▶ [Given data]
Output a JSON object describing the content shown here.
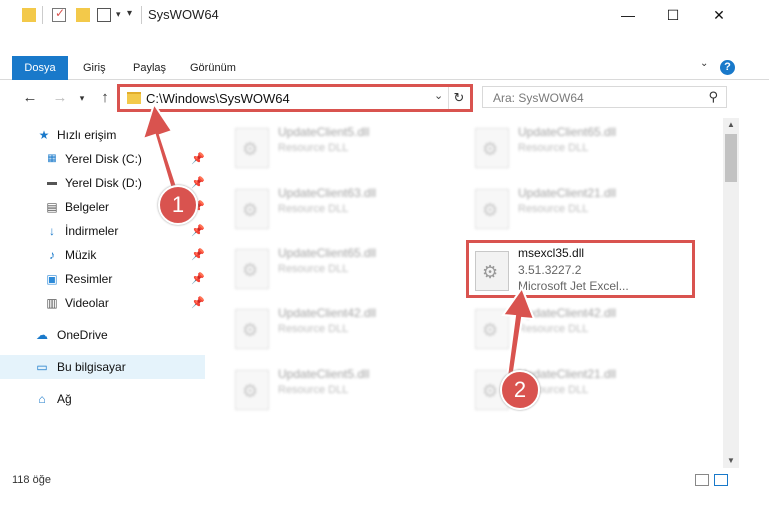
{
  "window": {
    "title": "SysWOW64",
    "minimize": "—",
    "maximize": "☐",
    "close": "✕"
  },
  "ribbon": {
    "tabs": [
      "Dosya",
      "Giriş",
      "Paylaş",
      "Görünüm"
    ],
    "help": "?"
  },
  "address_bar": {
    "path": "C:\\Windows\\SysWOW64",
    "search_placeholder": "Ara: SysWOW64"
  },
  "sidebar": {
    "items": [
      {
        "label": "Hızlı erişim",
        "icon": "star-icon",
        "pinned": false
      },
      {
        "label": "Yerel Disk (C:)",
        "icon": "windows-drive-icon",
        "pinned": true
      },
      {
        "label": "Yerel Disk (D:)",
        "icon": "drive-icon",
        "pinned": true
      },
      {
        "label": "Belgeler",
        "icon": "documents-icon",
        "pinned": true
      },
      {
        "label": "İndirmeler",
        "icon": "download-icon",
        "pinned": true
      },
      {
        "label": "Müzik",
        "icon": "music-icon",
        "pinned": true
      },
      {
        "label": "Resimler",
        "icon": "pictures-icon",
        "pinned": true
      },
      {
        "label": "Videolar",
        "icon": "videos-icon",
        "pinned": true
      },
      {
        "label": "OneDrive",
        "icon": "cloud-icon",
        "pinned": false
      },
      {
        "label": "Bu bilgisayar",
        "icon": "computer-icon",
        "pinned": false,
        "selected": true
      },
      {
        "label": "Ağ",
        "icon": "network-icon",
        "pinned": false
      }
    ]
  },
  "files": {
    "left_column": [
      {
        "name": "UpdateClient5.dll",
        "desc": "Resource DLL"
      },
      {
        "name": "UpdateClient63.dll",
        "desc": "Resource DLL"
      },
      {
        "name": "UpdateClient65.dll",
        "desc": "Resource DLL"
      },
      {
        "name": "UpdateClient42.dll",
        "desc": "Resource DLL"
      },
      {
        "name": "UpdateClient5.dll",
        "desc": "Resource DLL"
      }
    ],
    "right_column": [
      {
        "name": "UpdateClient65.dll",
        "desc": "Resource DLL"
      },
      {
        "name": "UpdateClient21.dll",
        "desc": "Resource DLL"
      },
      {
        "name": "UpdateClient42.dll",
        "desc": "Resource DLL"
      },
      {
        "name": "UpdateClient21.dll",
        "desc": "Resource DLL"
      }
    ],
    "selected": {
      "name": "msexcl35.dll",
      "version": "3.51.3227.2",
      "desc": "Microsoft Jet Excel..."
    }
  },
  "status_bar": {
    "item_count": "118 öğe"
  },
  "annotations": {
    "step1": "1",
    "step2": "2",
    "color": "#d9534f"
  }
}
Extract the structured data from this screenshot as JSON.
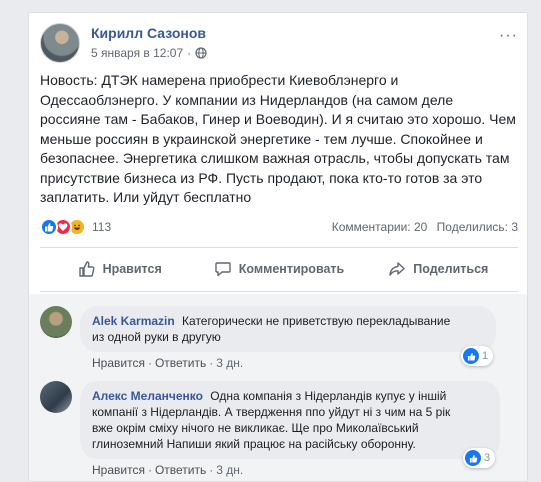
{
  "post": {
    "author": "Кирилл Сазонов",
    "date": "5 января в 12:07",
    "separator": "·",
    "more": "···",
    "text_lines": [
      "Новость: ДТЭК намерена приобрести Киевоблэнерго и",
      "Одессаоблэнерго. У компании из Нидерландов (на самом деле",
      "россияне там - Бабаков, Гинер и Воеводин). И я считаю это хорошо. Чем",
      "меньше россиян в украинской энергетике - тем лучше. Спокойнее и",
      "безопаснее. Энергетика слишком важная отрасль, чтобы допускать там",
      "присутствие бизнеса из РФ. Пусть продают, пока кто-то готов за это",
      "заплатить. Или уйдут бесплатно"
    ]
  },
  "reactions": {
    "count": "113",
    "comments": "Комментарии: 20",
    "shares": "Поделились: 3",
    "icons": [
      "like-icon",
      "love-icon",
      "haha-icon"
    ]
  },
  "actions": {
    "like": "Нравится",
    "comment": "Комментировать",
    "share": "Поделиться"
  },
  "comments": [
    {
      "author": "Alek Karmazin",
      "text_line1": "Категорически не приветствую перекладывание",
      "text_line2": "из одной руки в другую",
      "like": "Нравится",
      "reply": "Ответить",
      "time": "3 дн.",
      "likes": "1"
    },
    {
      "author": "Алекс Меланченко",
      "text_line1": "Одна компанія з Нідерландів купує у іншій",
      "text_line2": "компанії з Нідерландів. А твердження ппо уйдут ні з чим на 5 рік",
      "text_line3": "вже окрім сміху нічого не викликає. Ще про Миколаївський",
      "text_line4": "глиноземний Напиши який працює на расійську оборонну.",
      "like": "Нравится",
      "reply": "Ответить",
      "time": "3 дн.",
      "likes": "3"
    }
  ],
  "colors": {
    "link": "#385898",
    "like_blue": "#1877f2",
    "love_red": "#f0284a",
    "haha_yellow": "#f7b125"
  }
}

▶ [Written exercise] Without the pictures, copy the material exactly as given.

▶ [Finished task]
Output a JSON object describing the content shown here.
{
  "window": {
    "title": "SysWOW64",
    "minimize": "—",
    "maximize": "☐",
    "close": "✕"
  },
  "ribbon": {
    "tabs": [
      "Dosya",
      "Giriş",
      "Paylaş",
      "Görünüm"
    ],
    "help": "?"
  },
  "address_bar": {
    "path": "C:\\Windows\\SysWOW64",
    "search_placeholder": "Ara: SysWOW64"
  },
  "sidebar": {
    "items": [
      {
        "label": "Hızlı erişim",
        "icon": "star-icon",
        "pinned": false
      },
      {
        "label": "Yerel Disk (C:)",
        "icon": "windows-drive-icon",
        "pinned": true
      },
      {
        "label": "Yerel Disk (D:)",
        "icon": "drive-icon",
        "pinned": true
      },
      {
        "label": "Belgeler",
        "icon": "documents-icon",
        "pinned": true
      },
      {
        "label": "İndirmeler",
        "icon": "download-icon",
        "pinned": true
      },
      {
        "label": "Müzik",
        "icon": "music-icon",
        "pinned": true
      },
      {
        "label": "Resimler",
        "icon": "pictures-icon",
        "pinned": true
      },
      {
        "label": "Videolar",
        "icon": "videos-icon",
        "pinned": true
      },
      {
        "label": "OneDrive",
        "icon": "cloud-icon",
        "pinned": false
      },
      {
        "label": "Bu bilgisayar",
        "icon": "computer-icon",
        "pinned": false,
        "selected": true
      },
      {
        "label": "Ağ",
        "icon": "network-icon",
        "pinned": false
      }
    ]
  },
  "files": {
    "left_column": [
      {
        "name": "UpdateClient5.dll",
        "desc": "Resource DLL"
      },
      {
        "name": "UpdateClient63.dll",
        "desc": "Resource DLL"
      },
      {
        "name": "UpdateClient65.dll",
        "desc": "Resource DLL"
      },
      {
        "name": "UpdateClient42.dll",
        "desc": "Resource DLL"
      },
      {
        "name": "UpdateClient5.dll",
        "desc": "Resource DLL"
      }
    ],
    "right_column": [
      {
        "name": "UpdateClient65.dll",
        "desc": "Resource DLL"
      },
      {
        "name": "UpdateClient21.dll",
        "desc": "Resource DLL"
      },
      {
        "name": "UpdateClient42.dll",
        "desc": "Resource DLL"
      },
      {
        "name": "UpdateClient21.dll",
        "desc": "Resource DLL"
      }
    ],
    "selected": {
      "name": "msexcl35.dll",
      "version": "3.51.3227.2",
      "desc": "Microsoft Jet Excel..."
    }
  },
  "status_bar": {
    "item_count": "118 öğe"
  },
  "annotations": {
    "step1": "1",
    "step2": "2",
    "color": "#d9534f"
  }
}
Extract the structured data from this screenshot as JSON.
{
  "post": {
    "author": "Кирилл Сазонов",
    "date": "5 января в 12:07",
    "separator": "·",
    "more": "···",
    "text_lines": [
      "Новость: ДТЭК намерена приобрести Киевоблэнерго и",
      "Одессаоблэнерго. У компании из Нидерландов (на самом деле",
      "россияне там - Бабаков, Гинер и Воеводин). И я считаю это хорошо. Чем",
      "меньше россиян в украинской энергетике - тем лучше. Спокойнее и",
      "безопаснее. Энергетика слишком важная отрасль, чтобы допускать там",
      "присутствие бизнеса из РФ. Пусть продают, пока кто-то готов за это",
      "заплатить. Или уйдут бесплатно"
    ]
  },
  "reactions": {
    "count": "113",
    "comments": "Комментарии: 20",
    "shares": "Поделились: 3",
    "icons": [
      "like-icon",
      "love-icon",
      "haha-icon"
    ]
  },
  "actions": {
    "like": "Нравится",
    "comment": "Комментировать",
    "share": "Поделиться"
  },
  "comments": [
    {
      "author": "Alek Karmazin",
      "text_line1": "Категорически не приветствую перекладывание",
      "text_line2": "из одной руки в другую",
      "like": "Нравится",
      "reply": "Ответить",
      "time": "3 дн.",
      "likes": "1"
    },
    {
      "author": "Алекс Меланченко",
      "text_line1": "Одна компанія з Нідерландів купує у іншій",
      "text_line2": "компанії з Нідерландів. А твердження ппо уйдут ні з чим на 5 рік",
      "text_line3": "вже окрім сміху нічого не викликає. Ще про Миколаївський",
      "text_line4": "глиноземний Напиши який працює на расійську оборонну.",
      "like": "Нравится",
      "reply": "Ответить",
      "time": "3 дн.",
      "likes": "3"
    }
  ],
  "colors": {
    "link": "#385898",
    "like_blue": "#1877f2",
    "love_red": "#f0284a",
    "haha_yellow": "#f7b125"
  }
}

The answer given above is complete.